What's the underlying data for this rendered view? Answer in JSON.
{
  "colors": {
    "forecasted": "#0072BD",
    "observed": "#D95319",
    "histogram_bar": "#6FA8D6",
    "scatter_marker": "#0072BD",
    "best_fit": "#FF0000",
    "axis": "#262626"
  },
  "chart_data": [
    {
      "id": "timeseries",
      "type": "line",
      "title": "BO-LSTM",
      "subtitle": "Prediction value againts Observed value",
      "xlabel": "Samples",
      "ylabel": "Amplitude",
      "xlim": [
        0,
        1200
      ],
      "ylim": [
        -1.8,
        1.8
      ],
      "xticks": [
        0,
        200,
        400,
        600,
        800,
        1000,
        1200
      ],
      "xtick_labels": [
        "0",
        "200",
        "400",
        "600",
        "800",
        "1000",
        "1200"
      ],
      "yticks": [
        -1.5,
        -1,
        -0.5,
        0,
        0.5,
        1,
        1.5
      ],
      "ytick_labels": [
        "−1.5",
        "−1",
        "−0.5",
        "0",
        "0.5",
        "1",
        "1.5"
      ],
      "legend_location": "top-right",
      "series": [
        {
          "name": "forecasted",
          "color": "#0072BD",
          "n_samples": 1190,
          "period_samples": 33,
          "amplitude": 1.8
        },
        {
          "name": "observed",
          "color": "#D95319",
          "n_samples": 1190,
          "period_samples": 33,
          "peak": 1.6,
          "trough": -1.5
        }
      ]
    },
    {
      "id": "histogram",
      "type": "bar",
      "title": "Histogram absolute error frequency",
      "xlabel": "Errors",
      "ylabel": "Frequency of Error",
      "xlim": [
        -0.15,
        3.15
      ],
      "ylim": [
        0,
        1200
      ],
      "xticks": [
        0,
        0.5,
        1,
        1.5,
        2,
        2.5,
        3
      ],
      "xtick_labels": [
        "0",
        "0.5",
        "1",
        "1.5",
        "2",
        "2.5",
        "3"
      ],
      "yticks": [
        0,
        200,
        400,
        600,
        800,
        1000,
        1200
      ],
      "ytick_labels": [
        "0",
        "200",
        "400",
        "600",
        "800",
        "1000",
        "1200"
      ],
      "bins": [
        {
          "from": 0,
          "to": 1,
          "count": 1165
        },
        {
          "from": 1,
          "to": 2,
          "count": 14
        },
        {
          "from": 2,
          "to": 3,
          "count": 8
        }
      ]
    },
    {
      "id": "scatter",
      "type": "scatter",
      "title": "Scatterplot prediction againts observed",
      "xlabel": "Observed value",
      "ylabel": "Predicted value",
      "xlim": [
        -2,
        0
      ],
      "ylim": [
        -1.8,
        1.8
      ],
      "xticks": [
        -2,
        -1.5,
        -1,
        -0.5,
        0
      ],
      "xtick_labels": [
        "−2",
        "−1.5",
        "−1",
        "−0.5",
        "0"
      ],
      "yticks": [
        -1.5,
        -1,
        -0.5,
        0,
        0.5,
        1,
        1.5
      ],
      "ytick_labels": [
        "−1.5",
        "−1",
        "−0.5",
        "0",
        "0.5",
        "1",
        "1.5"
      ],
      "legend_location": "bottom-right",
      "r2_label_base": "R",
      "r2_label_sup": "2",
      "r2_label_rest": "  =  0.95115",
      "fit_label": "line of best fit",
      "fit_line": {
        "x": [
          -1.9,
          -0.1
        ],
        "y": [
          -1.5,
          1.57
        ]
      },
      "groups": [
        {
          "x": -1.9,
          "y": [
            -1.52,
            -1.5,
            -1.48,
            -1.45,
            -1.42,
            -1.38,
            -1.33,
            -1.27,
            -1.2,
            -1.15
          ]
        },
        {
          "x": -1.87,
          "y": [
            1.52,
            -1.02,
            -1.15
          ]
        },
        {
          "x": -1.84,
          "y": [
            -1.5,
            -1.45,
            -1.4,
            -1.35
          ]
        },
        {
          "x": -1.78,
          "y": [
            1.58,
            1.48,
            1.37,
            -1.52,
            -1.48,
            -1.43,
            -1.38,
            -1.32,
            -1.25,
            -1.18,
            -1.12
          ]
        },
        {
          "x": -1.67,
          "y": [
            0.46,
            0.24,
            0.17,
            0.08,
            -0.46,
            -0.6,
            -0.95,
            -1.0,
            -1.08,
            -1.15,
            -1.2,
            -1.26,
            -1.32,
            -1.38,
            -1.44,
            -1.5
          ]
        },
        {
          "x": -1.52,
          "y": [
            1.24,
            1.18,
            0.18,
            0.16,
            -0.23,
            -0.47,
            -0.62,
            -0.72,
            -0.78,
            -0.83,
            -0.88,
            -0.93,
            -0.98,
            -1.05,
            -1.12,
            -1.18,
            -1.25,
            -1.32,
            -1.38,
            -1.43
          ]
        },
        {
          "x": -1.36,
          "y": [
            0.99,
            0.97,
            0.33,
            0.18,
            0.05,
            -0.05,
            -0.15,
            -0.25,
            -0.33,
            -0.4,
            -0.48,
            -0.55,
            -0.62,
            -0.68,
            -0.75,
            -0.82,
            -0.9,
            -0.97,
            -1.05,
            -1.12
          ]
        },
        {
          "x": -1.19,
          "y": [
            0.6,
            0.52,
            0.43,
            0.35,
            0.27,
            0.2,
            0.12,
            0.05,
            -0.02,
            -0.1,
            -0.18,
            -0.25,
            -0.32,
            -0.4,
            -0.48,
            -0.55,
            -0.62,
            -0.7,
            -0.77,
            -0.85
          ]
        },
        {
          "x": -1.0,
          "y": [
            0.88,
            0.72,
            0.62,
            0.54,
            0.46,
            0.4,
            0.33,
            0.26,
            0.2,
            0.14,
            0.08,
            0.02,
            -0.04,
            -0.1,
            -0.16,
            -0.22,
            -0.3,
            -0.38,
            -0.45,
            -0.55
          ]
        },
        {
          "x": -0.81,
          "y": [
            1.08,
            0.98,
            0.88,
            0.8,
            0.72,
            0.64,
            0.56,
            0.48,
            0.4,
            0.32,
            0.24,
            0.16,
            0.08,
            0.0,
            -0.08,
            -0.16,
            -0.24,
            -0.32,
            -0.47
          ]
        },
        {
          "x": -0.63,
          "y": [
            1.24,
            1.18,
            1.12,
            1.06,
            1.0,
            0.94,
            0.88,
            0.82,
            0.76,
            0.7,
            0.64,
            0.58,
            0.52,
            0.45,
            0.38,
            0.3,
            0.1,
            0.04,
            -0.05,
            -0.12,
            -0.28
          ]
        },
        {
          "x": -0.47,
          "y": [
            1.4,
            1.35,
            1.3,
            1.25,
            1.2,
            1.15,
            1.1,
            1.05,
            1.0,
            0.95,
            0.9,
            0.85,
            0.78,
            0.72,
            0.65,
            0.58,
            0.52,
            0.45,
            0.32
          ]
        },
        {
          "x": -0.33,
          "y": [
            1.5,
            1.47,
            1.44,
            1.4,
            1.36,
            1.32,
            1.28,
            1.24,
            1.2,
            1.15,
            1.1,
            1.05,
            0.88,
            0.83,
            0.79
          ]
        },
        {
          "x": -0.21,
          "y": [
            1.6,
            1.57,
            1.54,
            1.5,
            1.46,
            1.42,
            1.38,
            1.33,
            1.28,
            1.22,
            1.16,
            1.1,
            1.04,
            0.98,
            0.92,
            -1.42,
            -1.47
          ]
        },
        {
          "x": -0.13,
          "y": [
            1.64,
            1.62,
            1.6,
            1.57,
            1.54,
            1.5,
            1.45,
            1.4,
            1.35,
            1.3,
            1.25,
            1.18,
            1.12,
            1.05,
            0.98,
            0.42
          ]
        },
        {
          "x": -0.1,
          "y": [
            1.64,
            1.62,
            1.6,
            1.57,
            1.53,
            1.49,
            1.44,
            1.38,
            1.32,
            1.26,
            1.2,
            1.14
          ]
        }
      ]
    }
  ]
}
——————
[EXERCISE PROMPT] Set down each entry again, unchanged.

[TASK RESPONSE]
What's the underlying data for this rendered view? Answer in JSON.
{
  "colors": {
    "forecasted": "#0072BD",
    "observed": "#D95319",
    "histogram_bar": "#6FA8D6",
    "scatter_marker": "#0072BD",
    "best_fit": "#FF0000",
    "axis": "#262626"
  },
  "chart_data": [
    {
      "id": "timeseries",
      "type": "line",
      "title": "BO-LSTM",
      "subtitle": "Prediction value againts Observed value",
      "xlabel": "Samples",
      "ylabel": "Amplitude",
      "xlim": [
        0,
        1200
      ],
      "ylim": [
        -1.8,
        1.8
      ],
      "xticks": [
        0,
        200,
        400,
        600,
        800,
        1000,
        1200
      ],
      "xtick_labels": [
        "0",
        "200",
        "400",
        "600",
        "800",
        "1000",
        "1200"
      ],
      "yticks": [
        -1.5,
        -1,
        -0.5,
        0,
        0.5,
        1,
        1.5
      ],
      "ytick_labels": [
        "−1.5",
        "−1",
        "−0.5",
        "0",
        "0.5",
        "1",
        "1.5"
      ],
      "legend_location": "top-right",
      "series": [
        {
          "name": "forecasted",
          "color": "#0072BD",
          "n_samples": 1190,
          "period_samples": 33,
          "amplitude": 1.8
        },
        {
          "name": "observed",
          "color": "#D95319",
          "n_samples": 1190,
          "period_samples": 33,
          "peak": 1.6,
          "trough": -1.5
        }
      ]
    },
    {
      "id": "histogram",
      "type": "bar",
      "title": "Histogram absolute error frequency",
      "xlabel": "Errors",
      "ylabel": "Frequency of Error",
      "xlim": [
        -0.15,
        3.15
      ],
      "ylim": [
        0,
        1200
      ],
      "xticks": [
        0,
        0.5,
        1,
        1.5,
        2,
        2.5,
        3
      ],
      "xtick_labels": [
        "0",
        "0.5",
        "1",
        "1.5",
        "2",
        "2.5",
        "3"
      ],
      "yticks": [
        0,
        200,
        400,
        600,
        800,
        1000,
        1200
      ],
      "ytick_labels": [
        "0",
        "200",
        "400",
        "600",
        "800",
        "1000",
        "1200"
      ],
      "bins": [
        {
          "from": 0,
          "to": 1,
          "count": 1165
        },
        {
          "from": 1,
          "to": 2,
          "count": 14
        },
        {
          "from": 2,
          "to": 3,
          "count": 8
        }
      ]
    },
    {
      "id": "scatter",
      "type": "scatter",
      "title": "Scatterplot prediction againts observed",
      "xlabel": "Observed value",
      "ylabel": "Predicted value",
      "xlim": [
        -2,
        0
      ],
      "ylim": [
        -1.8,
        1.8
      ],
      "xticks": [
        -2,
        -1.5,
        -1,
        -0.5,
        0
      ],
      "xtick_labels": [
        "−2",
        "−1.5",
        "−1",
        "−0.5",
        "0"
      ],
      "yticks": [
        -1.5,
        -1,
        -0.5,
        0,
        0.5,
        1,
        1.5
      ],
      "ytick_labels": [
        "−1.5",
        "−1",
        "−0.5",
        "0",
        "0.5",
        "1",
        "1.5"
      ],
      "legend_location": "bottom-right",
      "r2_label_base": "R",
      "r2_label_sup": "2",
      "r2_label_rest": "  =  0.95115",
      "fit_label": "line of best fit",
      "fit_line": {
        "x": [
          -1.9,
          -0.1
        ],
        "y": [
          -1.5,
          1.57
        ]
      },
      "groups": [
        {
          "x": -1.9,
          "y": [
            -1.52,
            -1.5,
            -1.48,
            -1.45,
            -1.42,
            -1.38,
            -1.33,
            -1.27,
            -1.2,
            -1.15
          ]
        },
        {
          "x": -1.87,
          "y": [
            1.52,
            -1.02,
            -1.15
          ]
        },
        {
          "x": -1.84,
          "y": [
            -1.5,
            -1.45,
            -1.4,
            -1.35
          ]
        },
        {
          "x": -1.78,
          "y": [
            1.58,
            1.48,
            1.37,
            -1.52,
            -1.48,
            -1.43,
            -1.38,
            -1.32,
            -1.25,
            -1.18,
            -1.12
          ]
        },
        {
          "x": -1.67,
          "y": [
            0.46,
            0.24,
            0.17,
            0.08,
            -0.46,
            -0.6,
            -0.95,
            -1.0,
            -1.08,
            -1.15,
            -1.2,
            -1.26,
            -1.32,
            -1.38,
            -1.44,
            -1.5
          ]
        },
        {
          "x": -1.52,
          "y": [
            1.24,
            1.18,
            0.18,
            0.16,
            -0.23,
            -0.47,
            -0.62,
            -0.72,
            -0.78,
            -0.83,
            -0.88,
            -0.93,
            -0.98,
            -1.05,
            -1.12,
            -1.18,
            -1.25,
            -1.32,
            -1.38,
            -1.43
          ]
        },
        {
          "x": -1.36,
          "y": [
            0.99,
            0.97,
            0.33,
            0.18,
            0.05,
            -0.05,
            -0.15,
            -0.25,
            -0.33,
            -0.4,
            -0.48,
            -0.55,
            -0.62,
            -0.68,
            -0.75,
            -0.82,
            -0.9,
            -0.97,
            -1.05,
            -1.12
          ]
        },
        {
          "x": -1.19,
          "y": [
            0.6,
            0.52,
            0.43,
            0.35,
            0.27,
            0.2,
            0.12,
            0.05,
            -0.02,
            -0.1,
            -0.18,
            -0.25,
            -0.32,
            -0.4,
            -0.48,
            -0.55,
            -0.62,
            -0.7,
            -0.77,
            -0.85
          ]
        },
        {
          "x": -1.0,
          "y": [
            0.88,
            0.72,
            0.62,
            0.54,
            0.46,
            0.4,
            0.33,
            0.26,
            0.2,
            0.14,
            0.08,
            0.02,
            -0.04,
            -0.1,
            -0.16,
            -0.22,
            -0.3,
            -0.38,
            -0.45,
            -0.55
          ]
        },
        {
          "x": -0.81,
          "y": [
            1.08,
            0.98,
            0.88,
            0.8,
            0.72,
            0.64,
            0.56,
            0.48,
            0.4,
            0.32,
            0.24,
            0.16,
            0.08,
            0.0,
            -0.08,
            -0.16,
            -0.24,
            -0.32,
            -0.47
          ]
        },
        {
          "x": -0.63,
          "y": [
            1.24,
            1.18,
            1.12,
            1.06,
            1.0,
            0.94,
            0.88,
            0.82,
            0.76,
            0.7,
            0.64,
            0.58,
            0.52,
            0.45,
            0.38,
            0.3,
            0.1,
            0.04,
            -0.05,
            -0.12,
            -0.28
          ]
        },
        {
          "x": -0.47,
          "y": [
            1.4,
            1.35,
            1.3,
            1.25,
            1.2,
            1.15,
            1.1,
            1.05,
            1.0,
            0.95,
            0.9,
            0.85,
            0.78,
            0.72,
            0.65,
            0.58,
            0.52,
            0.45,
            0.32
          ]
        },
        {
          "x": -0.33,
          "y": [
            1.5,
            1.47,
            1.44,
            1.4,
            1.36,
            1.32,
            1.28,
            1.24,
            1.2,
            1.15,
            1.1,
            1.05,
            0.88,
            0.83,
            0.79
          ]
        },
        {
          "x": -0.21,
          "y": [
            1.6,
            1.57,
            1.54,
            1.5,
            1.46,
            1.42,
            1.38,
            1.33,
            1.28,
            1.22,
            1.16,
            1.1,
            1.04,
            0.98,
            0.92,
            -1.42,
            -1.47
          ]
        },
        {
          "x": -0.13,
          "y": [
            1.64,
            1.62,
            1.6,
            1.57,
            1.54,
            1.5,
            1.45,
            1.4,
            1.35,
            1.3,
            1.25,
            1.18,
            1.12,
            1.05,
            0.98,
            0.42
          ]
        },
        {
          "x": -0.1,
          "y": [
            1.64,
            1.62,
            1.6,
            1.57,
            1.53,
            1.49,
            1.44,
            1.38,
            1.32,
            1.26,
            1.2,
            1.14
          ]
        }
      ]
    }
  ]
}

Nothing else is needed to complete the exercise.